=== To do ===
Go through the records line by line and work out how many lines hold the word "xlabel". Answer with the number only.

=== Records for the task ===

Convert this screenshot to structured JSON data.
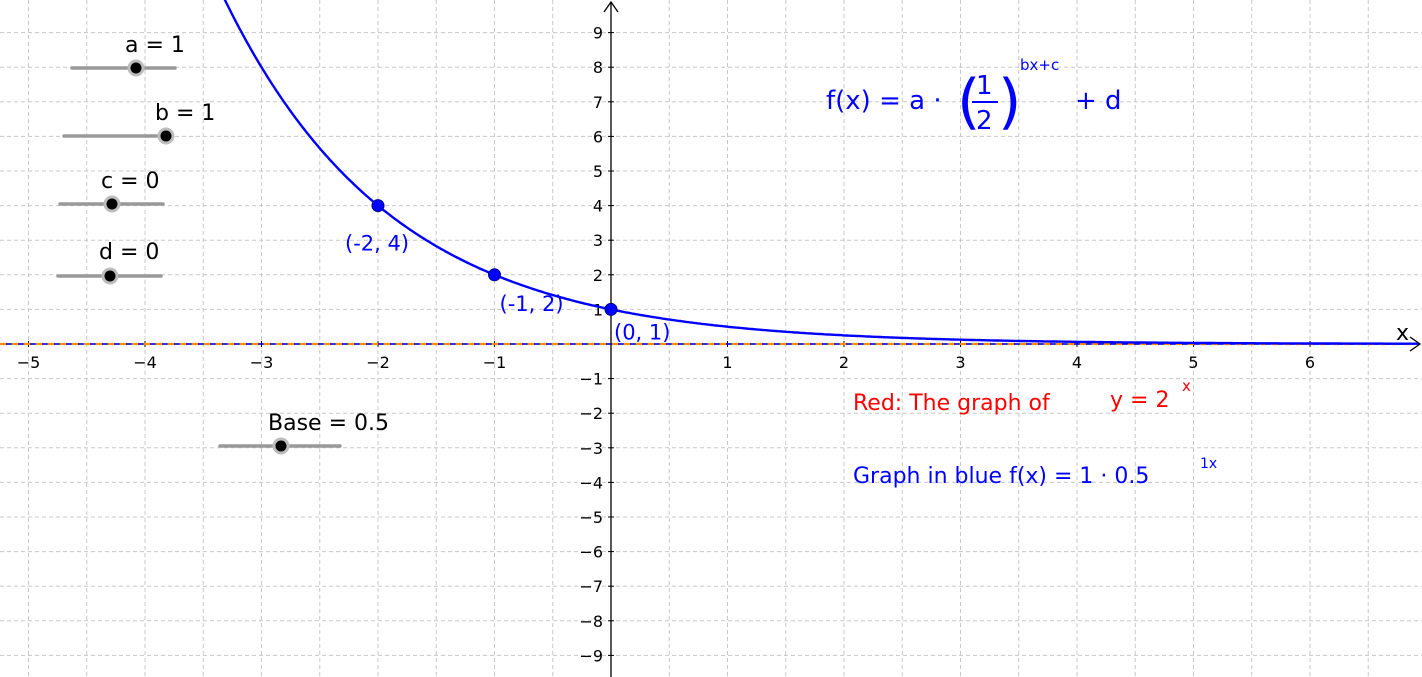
{
  "graph": {
    "x_axis_name": "x",
    "x_range": [
      -5.25,
      6.92
    ],
    "y_range": [
      -9.6,
      9.9
    ],
    "x_ticks": [
      "−5",
      "−4",
      "−3",
      "−2",
      "−1",
      "1",
      "2",
      "3",
      "4",
      "5",
      "6"
    ],
    "y_ticks": [
      "9",
      "8",
      "7",
      "6",
      "5",
      "4",
      "3",
      "2",
      "1",
      "−1",
      "−2",
      "−3",
      "−4",
      "−5",
      "−6",
      "−7",
      "−8",
      "−9"
    ],
    "grid": "dashed",
    "colors": {
      "blue": "#0000ff",
      "red": "#ff0000",
      "grid": "#c8c8c8",
      "axis": "#000000"
    }
  },
  "sliders": [
    {
      "label": "a = 1",
      "value": 1
    },
    {
      "label": "b = 1",
      "value": 1
    },
    {
      "label": "c = 0",
      "value": 0
    },
    {
      "label": "d = 0",
      "value": 0
    },
    {
      "label": "Base = 0.5",
      "value": 0.5
    }
  ],
  "points": [
    {
      "x": -2,
      "y": 4,
      "label": "(-2, 4)"
    },
    {
      "x": -1,
      "y": 2,
      "label": "(-1, 2)"
    },
    {
      "x": 0,
      "y": 1,
      "label": "(0, 1)"
    }
  ],
  "formula": {
    "lhs": "f(x) = a ·",
    "numerator": "1",
    "denominator": "2",
    "exponent": "bx+c",
    "rhs": "+ d"
  },
  "red_caption": {
    "text": "Red:  The graph of",
    "eq": "y = 2",
    "sup": "x"
  },
  "blue_caption": {
    "text": "Graph in blue  f(x) =  1 · 0.5",
    "sup": "1x"
  },
  "chart_data": {
    "type": "line",
    "series": [
      {
        "function": "f(x) = 1 · 0.5^(1x) + 0",
        "color": "#0000ff",
        "style": "solid"
      },
      {
        "function": "y = 0 (asymptote)",
        "color": "#0000ff",
        "style": "dashed"
      }
    ],
    "points": [
      [
        -2,
        4
      ],
      [
        -1,
        2
      ],
      [
        0,
        1
      ]
    ],
    "xlim": [
      -5.25,
      6.92
    ],
    "ylim": [
      -9.6,
      9.9
    ]
  }
}
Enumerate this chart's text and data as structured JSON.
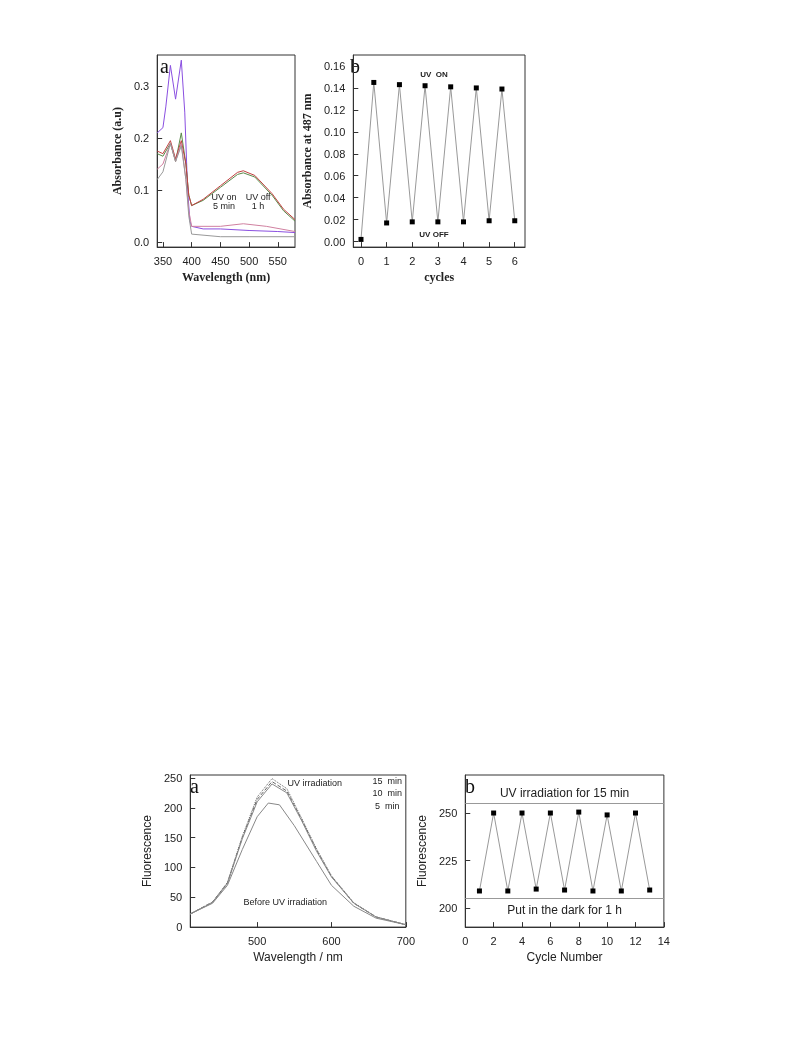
{
  "chart_data": [
    {
      "type": "line",
      "xlabel": "Wavelength (nm)",
      "ylabel": "Absorbance (a.u)",
      "xlim": [
        340,
        580
      ],
      "ylim": [
        -0.01,
        0.36
      ],
      "xticks": [
        350,
        400,
        450,
        500,
        550
      ],
      "yticks": [
        {
          "value": 0,
          "label": "0.0"
        },
        {
          "value": 0.1,
          "label": "0.1"
        },
        {
          "value": 0.2,
          "label": "0.2"
        },
        {
          "value": 0.3,
          "label": "0.3"
        }
      ],
      "marker": "none",
      "grid": false,
      "annotations": [
        "a",
        "UV on\n5 min",
        "UV off\n1 h"
      ],
      "series": [
        {
          "color": "#8a4fe0",
          "x": [
            340,
            350,
            355,
            363,
            372,
            382,
            388,
            393,
            397,
            400,
            420,
            450,
            500,
            550,
            580
          ],
          "values": [
            0.21,
            0.22,
            0.26,
            0.34,
            0.275,
            0.35,
            0.25,
            0.1,
            0.04,
            0.03,
            0.025,
            0.025,
            0.022,
            0.02,
            0.018
          ]
        },
        {
          "color": "#5a8a4a",
          "x": [
            340,
            350,
            363,
            372,
            382,
            390,
            395,
            400,
            420,
            450,
            480,
            490,
            510,
            540,
            560,
            580
          ],
          "values": [
            0.17,
            0.165,
            0.19,
            0.155,
            0.21,
            0.15,
            0.09,
            0.07,
            0.08,
            0.105,
            0.13,
            0.133,
            0.125,
            0.09,
            0.06,
            0.04
          ]
        },
        {
          "color": "#c04040",
          "x": [
            340,
            350,
            363,
            372,
            382,
            390,
            395,
            400,
            420,
            450,
            480,
            490,
            510,
            540,
            560,
            580
          ],
          "values": [
            0.175,
            0.17,
            0.195,
            0.16,
            0.195,
            0.15,
            0.09,
            0.07,
            0.082,
            0.108,
            0.134,
            0.137,
            0.128,
            0.093,
            0.063,
            0.043
          ]
        },
        {
          "color": "#d080a0",
          "x": [
            340,
            350,
            363,
            372,
            382,
            390,
            395,
            400,
            450,
            490,
            530,
            580
          ],
          "values": [
            0.14,
            0.15,
            0.19,
            0.155,
            0.19,
            0.12,
            0.06,
            0.03,
            0.03,
            0.035,
            0.03,
            0.02
          ]
        },
        {
          "color": "#999999",
          "x": [
            340,
            350,
            363,
            372,
            382,
            390,
            395,
            400,
            450,
            500,
            580
          ],
          "values": [
            0.12,
            0.135,
            0.19,
            0.155,
            0.185,
            0.12,
            0.05,
            0.015,
            0.01,
            0.01,
            0.01
          ]
        }
      ]
    },
    {
      "type": "line",
      "xlabel": "cycles",
      "ylabel": "Absorbance at 487 nm",
      "xlim": [
        -0.3,
        6.4
      ],
      "ylim": [
        -0.005,
        0.17
      ],
      "xticks": [
        0,
        1,
        2,
        3,
        4,
        5,
        6
      ],
      "yticks": [
        {
          "value": 0,
          "label": "0.00"
        },
        {
          "value": 0.02,
          "label": "0.02"
        },
        {
          "value": 0.04,
          "label": "0.04"
        },
        {
          "value": 0.06,
          "label": "0.06"
        },
        {
          "value": 0.08,
          "label": "0.08"
        },
        {
          "value": 0.1,
          "label": "0.10"
        },
        {
          "value": 0.12,
          "label": "0.12"
        },
        {
          "value": 0.14,
          "label": "0.14"
        },
        {
          "value": 0.16,
          "label": "0.16"
        }
      ],
      "marker": "square",
      "grid": false,
      "annotations": [
        "b",
        "UV  ON",
        "UV OFF"
      ],
      "series": [
        {
          "color": "#999999",
          "x": [
            0,
            0.5,
            1,
            1.5,
            2,
            2.5,
            3,
            3.5,
            4,
            4.5,
            5,
            5.5,
            6
          ],
          "values": [
            0.002,
            0.145,
            0.017,
            0.143,
            0.018,
            0.142,
            0.018,
            0.141,
            0.018,
            0.14,
            0.019,
            0.139,
            0.019
          ]
        }
      ]
    },
    {
      "type": "line",
      "xlabel": "Wavelength / nm",
      "ylabel": "Fluorescence",
      "xlim": [
        410,
        700
      ],
      "ylim": [
        0,
        255
      ],
      "xticks": [
        500,
        600,
        700
      ],
      "yticks": [
        0,
        50,
        100,
        150,
        200,
        250
      ],
      "marker": "none",
      "grid": false,
      "annotations": [
        "a",
        "UV irradiation",
        "15  min",
        "10  min",
        "5  min",
        "Before UV irradiation"
      ],
      "series": [
        {
          "color": "#666666",
          "line_style": "dotted",
          "x": [
            410,
            440,
            460,
            480,
            500,
            520,
            540,
            560,
            580,
            600,
            630,
            660,
            700
          ],
          "values": [
            22,
            42,
            75,
            152,
            218,
            249,
            232,
            182,
            131,
            86,
            41,
            17,
            4
          ]
        },
        {
          "color": "#666666",
          "line_style": "dashed",
          "x": [
            410,
            440,
            460,
            480,
            500,
            520,
            540,
            560,
            580,
            600,
            630,
            660,
            700
          ],
          "values": [
            22,
            42,
            74,
            150,
            214,
            244,
            228,
            180,
            129,
            85,
            40,
            17,
            4
          ]
        },
        {
          "color": "#888888",
          "line_style": "solid",
          "x": [
            410,
            440,
            460,
            480,
            500,
            520,
            540,
            560,
            580,
            600,
            630,
            660,
            700
          ],
          "values": [
            22,
            41,
            73,
            148,
            210,
            240,
            225,
            178,
            127,
            84,
            40,
            17,
            4
          ]
        },
        {
          "color": "#888888",
          "line_style": "solid",
          "x": [
            410,
            440,
            460,
            480,
            500,
            515,
            530,
            550,
            580,
            600,
            630,
            660,
            700
          ],
          "values": [
            22,
            40,
            70,
            130,
            185,
            208,
            205,
            170,
            110,
            70,
            35,
            15,
            4
          ]
        }
      ]
    },
    {
      "type": "line",
      "xlabel": "Cycle Number",
      "ylabel": "Fluorescence",
      "xlim": [
        0,
        14
      ],
      "ylim": [
        190,
        270
      ],
      "xticks": [
        0,
        2,
        4,
        6,
        8,
        10,
        12,
        14
      ],
      "yticks": [
        200,
        225,
        250
      ],
      "marker": "square",
      "grid": false,
      "annotations": [
        "b"
      ],
      "ref_lines": [
        {
          "axis": "y",
          "value": 255,
          "label": "UV irradiation for 15 min",
          "color": "#999999"
        },
        {
          "axis": "y",
          "value": 205,
          "label": "Put in the dark for 1 h",
          "color": "#999999"
        }
      ],
      "series": [
        {
          "color": "#999999",
          "x": [
            1,
            2,
            3,
            4,
            5,
            6,
            7,
            8,
            9,
            10,
            11,
            12,
            13
          ],
          "values": [
            209,
            250,
            209,
            250,
            210,
            250,
            209.5,
            250.5,
            209,
            249,
            209,
            250,
            209.5
          ]
        }
      ]
    }
  ]
}
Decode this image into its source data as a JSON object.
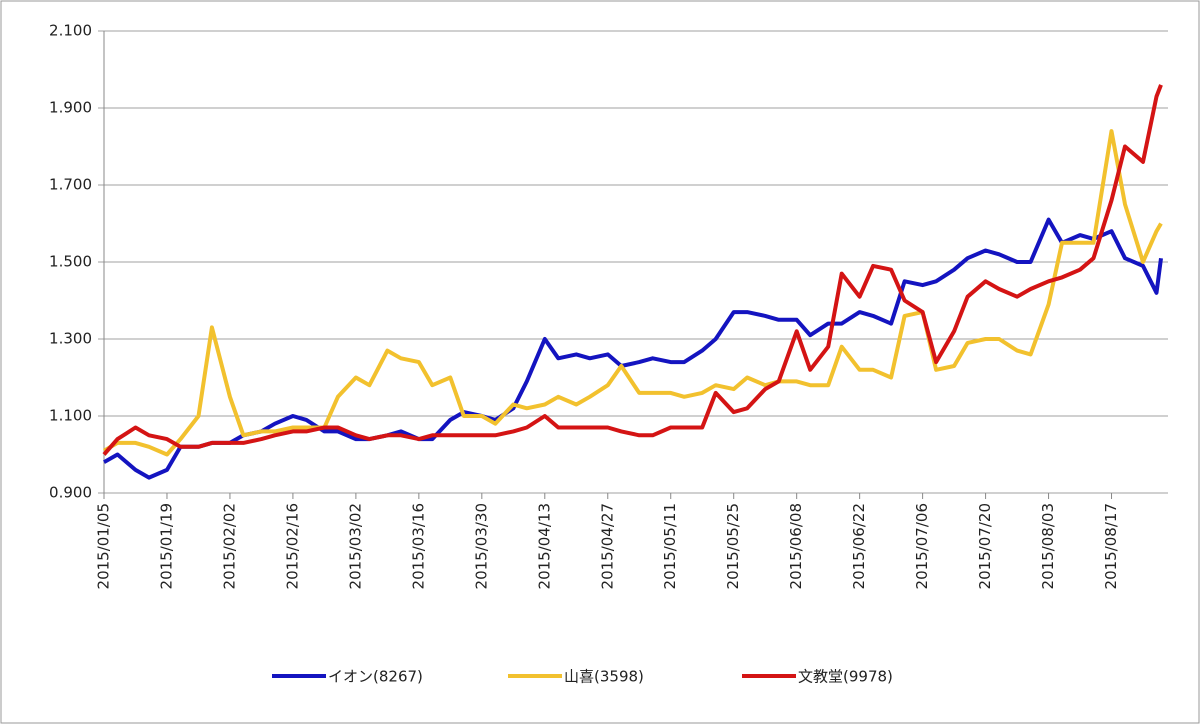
{
  "chart_data": {
    "type": "line",
    "x": [
      "2015/01/05",
      "2015/01/08",
      "2015/01/12",
      "2015/01/15",
      "2015/01/19",
      "2015/01/22",
      "2015/01/26",
      "2015/01/29",
      "2015/02/02",
      "2015/02/05",
      "2015/02/09",
      "2015/02/12",
      "2015/02/16",
      "2015/02/19",
      "2015/02/23",
      "2015/02/26",
      "2015/03/02",
      "2015/03/05",
      "2015/03/09",
      "2015/03/12",
      "2015/03/16",
      "2015/03/19",
      "2015/03/23",
      "2015/03/26",
      "2015/03/30",
      "2015/04/02",
      "2015/04/06",
      "2015/04/09",
      "2015/04/13",
      "2015/04/16",
      "2015/04/20",
      "2015/04/23",
      "2015/04/27",
      "2015/04/30",
      "2015/05/04",
      "2015/05/07",
      "2015/05/11",
      "2015/05/14",
      "2015/05/18",
      "2015/05/21",
      "2015/05/25",
      "2015/05/28",
      "2015/06/01",
      "2015/06/04",
      "2015/06/08",
      "2015/06/11",
      "2015/06/15",
      "2015/06/18",
      "2015/06/22",
      "2015/06/25",
      "2015/06/29",
      "2015/07/02",
      "2015/07/06",
      "2015/07/09",
      "2015/07/13",
      "2015/07/16",
      "2015/07/20",
      "2015/07/23",
      "2015/07/27",
      "2015/07/30",
      "2015/08/03",
      "2015/08/06",
      "2015/08/10",
      "2015/08/13",
      "2015/08/17",
      "2015/08/20",
      "2015/08/24",
      "2015/08/27",
      "2015/08/28"
    ],
    "series": [
      {
        "name": "イオン(8267)",
        "color": "#1414c0",
        "values": [
          0.98,
          1.0,
          0.96,
          0.94,
          0.96,
          1.02,
          1.02,
          1.03,
          1.03,
          1.05,
          1.06,
          1.08,
          1.1,
          1.09,
          1.06,
          1.06,
          1.04,
          1.04,
          1.05,
          1.06,
          1.04,
          1.04,
          1.09,
          1.11,
          1.1,
          1.09,
          1.12,
          1.19,
          1.3,
          1.25,
          1.26,
          1.25,
          1.26,
          1.23,
          1.24,
          1.25,
          1.24,
          1.24,
          1.27,
          1.3,
          1.37,
          1.37,
          1.36,
          1.35,
          1.35,
          1.31,
          1.34,
          1.34,
          1.37,
          1.36,
          1.34,
          1.45,
          1.44,
          1.45,
          1.48,
          1.51,
          1.53,
          1.52,
          1.5,
          1.5,
          1.61,
          1.55,
          1.57,
          1.56,
          1.58,
          1.51,
          1.49,
          1.42,
          1.51
        ]
      },
      {
        "name": "山喜(3598)",
        "color": "#f2c12e",
        "values": [
          1.01,
          1.03,
          1.03,
          1.02,
          1.0,
          1.04,
          1.1,
          1.33,
          1.15,
          1.05,
          1.06,
          1.06,
          1.07,
          1.07,
          1.07,
          1.15,
          1.2,
          1.18,
          1.27,
          1.25,
          1.24,
          1.18,
          1.2,
          1.1,
          1.1,
          1.08,
          1.13,
          1.12,
          1.13,
          1.15,
          1.13,
          1.15,
          1.18,
          1.23,
          1.16,
          1.16,
          1.16,
          1.15,
          1.16,
          1.18,
          1.17,
          1.2,
          1.18,
          1.19,
          1.19,
          1.18,
          1.18,
          1.28,
          1.22,
          1.22,
          1.2,
          1.36,
          1.37,
          1.22,
          1.23,
          1.29,
          1.3,
          1.3,
          1.27,
          1.26,
          1.39,
          1.55,
          1.55,
          1.55,
          1.84,
          1.65,
          1.5,
          1.58,
          1.6
        ]
      },
      {
        "name": "文教堂(9978)",
        "color": "#d41414",
        "values": [
          1.0,
          1.04,
          1.07,
          1.05,
          1.04,
          1.02,
          1.02,
          1.03,
          1.03,
          1.03,
          1.04,
          1.05,
          1.06,
          1.06,
          1.07,
          1.07,
          1.05,
          1.04,
          1.05,
          1.05,
          1.04,
          1.05,
          1.05,
          1.05,
          1.05,
          1.05,
          1.06,
          1.07,
          1.1,
          1.07,
          1.07,
          1.07,
          1.07,
          1.06,
          1.05,
          1.05,
          1.07,
          1.07,
          1.07,
          1.16,
          1.11,
          1.12,
          1.17,
          1.19,
          1.32,
          1.22,
          1.28,
          1.47,
          1.41,
          1.49,
          1.48,
          1.4,
          1.37,
          1.24,
          1.32,
          1.41,
          1.45,
          1.43,
          1.41,
          1.43,
          1.45,
          1.46,
          1.48,
          1.51,
          1.66,
          1.8,
          1.76,
          1.93,
          1.96
        ]
      }
    ],
    "xlim": [
      "2015/01/05",
      "2015/08/28"
    ],
    "xticks": [
      "2015/01/05",
      "2015/01/19",
      "2015/02/02",
      "2015/02/16",
      "2015/03/02",
      "2015/03/16",
      "2015/03/30",
      "2015/04/13",
      "2015/04/27",
      "2015/05/11",
      "2015/05/25",
      "2015/06/08",
      "2015/06/22",
      "2015/07/06",
      "2015/07/20",
      "2015/08/03",
      "2015/08/17"
    ],
    "ylim": [
      0.9,
      2.1
    ],
    "yticks": [
      {
        "value": 0.9,
        "label": "0.900"
      },
      {
        "value": 1.1,
        "label": "1.100"
      },
      {
        "value": 1.3,
        "label": "1.300"
      },
      {
        "value": 1.5,
        "label": "1.500"
      },
      {
        "value": 1.7,
        "label": "1.700"
      },
      {
        "value": 1.9,
        "label": "1.900"
      },
      {
        "value": 2.1,
        "label": "2.100"
      }
    ],
    "grid": true,
    "legend": "bottom"
  }
}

=== Correct answer ===
4